Objective: Please reproduce every one of the rows below word for word.

Raw records:
....

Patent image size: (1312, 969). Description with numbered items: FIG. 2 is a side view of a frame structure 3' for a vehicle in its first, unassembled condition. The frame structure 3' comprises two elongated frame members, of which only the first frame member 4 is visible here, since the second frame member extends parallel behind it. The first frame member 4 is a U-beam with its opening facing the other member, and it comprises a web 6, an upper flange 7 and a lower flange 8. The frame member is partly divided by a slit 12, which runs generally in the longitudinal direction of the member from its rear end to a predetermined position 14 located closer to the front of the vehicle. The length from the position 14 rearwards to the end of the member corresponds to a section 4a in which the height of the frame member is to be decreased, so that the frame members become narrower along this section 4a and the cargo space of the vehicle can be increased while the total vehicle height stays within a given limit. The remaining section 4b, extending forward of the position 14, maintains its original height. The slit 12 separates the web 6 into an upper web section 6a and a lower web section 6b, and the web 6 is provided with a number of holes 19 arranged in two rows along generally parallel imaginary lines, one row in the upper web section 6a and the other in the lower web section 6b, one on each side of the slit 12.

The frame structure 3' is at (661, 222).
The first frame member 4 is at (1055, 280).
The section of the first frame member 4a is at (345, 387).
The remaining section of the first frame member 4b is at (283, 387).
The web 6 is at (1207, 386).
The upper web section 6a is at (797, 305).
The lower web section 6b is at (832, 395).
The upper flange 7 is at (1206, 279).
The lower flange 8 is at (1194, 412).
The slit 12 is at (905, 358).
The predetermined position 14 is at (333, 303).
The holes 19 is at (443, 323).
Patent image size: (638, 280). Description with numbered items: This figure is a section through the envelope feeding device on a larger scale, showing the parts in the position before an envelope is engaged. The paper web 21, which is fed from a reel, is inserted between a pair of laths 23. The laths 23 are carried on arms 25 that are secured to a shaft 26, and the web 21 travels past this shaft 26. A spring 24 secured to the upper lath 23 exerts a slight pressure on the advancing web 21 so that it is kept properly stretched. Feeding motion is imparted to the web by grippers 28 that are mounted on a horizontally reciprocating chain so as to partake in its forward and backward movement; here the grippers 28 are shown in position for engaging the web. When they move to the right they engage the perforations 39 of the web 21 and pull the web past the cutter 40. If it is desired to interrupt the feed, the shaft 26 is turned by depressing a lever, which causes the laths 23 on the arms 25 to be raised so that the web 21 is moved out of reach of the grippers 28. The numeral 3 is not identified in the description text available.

....

Solution to the problem:
Patent image size: (1312, 969). Description with numbered items: FIG. 2 is a side view of a frame structure 3' for a vehicle in its first, unassembled condition. The frame structure 3' comprises two elongated frame members, of which only the first frame member 4 is visible here, since the second frame member extends parallel behind it. The first frame member 4 is a U-beam with its opening facing the other member, and it comprises a web 6, an upper flange 7 and a lower flange 8. The frame member is partly divided by a slit 12, which runs generally in the longitudinal direction of the member from its rear end to a predetermined position 14 located closer to the front of the vehicle. The length from the position 14 rearwards to the end of the member corresponds to a section 4a in which the height of the frame member is to be decreased, so that the frame members become narrower along this section 4a and the cargo space of the vehicle can be increased while the total vehicle height stays within a given limit. The remaining section 4b, extending forward of the position 14, maintains its original height. The slit 12 separates the web 6 into an upper web section 6a and a lower web section 6b, and the web 6 is provided with a number of holes 19 arranged in two rows along generally parallel imaginary lines, one row in the upper web section 6a and the other in the lower web section 6b, one on each side of the slit 12.

The frame structure 3' is at (661, 222).
The first frame member 4 is at (1055, 280).
The section of the first frame member 4a is at (345, 387).
The remaining section of the first frame member 4b is at (283, 387).
The web 6 is at (1207, 386).
The upper web section 6a is at (797, 305).
The lower web section 6b is at (832, 395).
The upper flange 7 is at (1206, 279).
The lower flange 8 is at (1194, 412).
The slit 12 is at (905, 358).
The predetermined position 14 is at (333, 303).
The holes 19 is at (443, 323).
Patent image size: (638, 280). Description with numbered items: This figure is a section through the envelope feeding device on a larger scale, showing the parts in the position before an envelope is engaged. The paper web 21, which is fed from a reel, is inserted between a pair of laths 23. The laths 23 are carried on arms 25 that are secured to a shaft 26, and the web 21 travels past this shaft 26. A spring 24 secured to the upper lath 23 exerts a slight pressure on the advancing web 21 so that it is kept properly stretched. Feeding motion is imparted to the web by grippers 28 that are mounted on a horizontally reciprocating chain so as to partake in its forward and backward movement; here the grippers 28 are shown in position for engaging the web. When they move to the right they engage the perforations 39 of the web 21 and pull the web past the cutter 40. If it is desired to interrupt the feed, the shaft 26 is turned by depressing a lever, which causes the laths 23 on the arms 25 to be raised so that the web 21 is moved out of reach of the grippers 28. The numeral 3 is not identified in the description text available.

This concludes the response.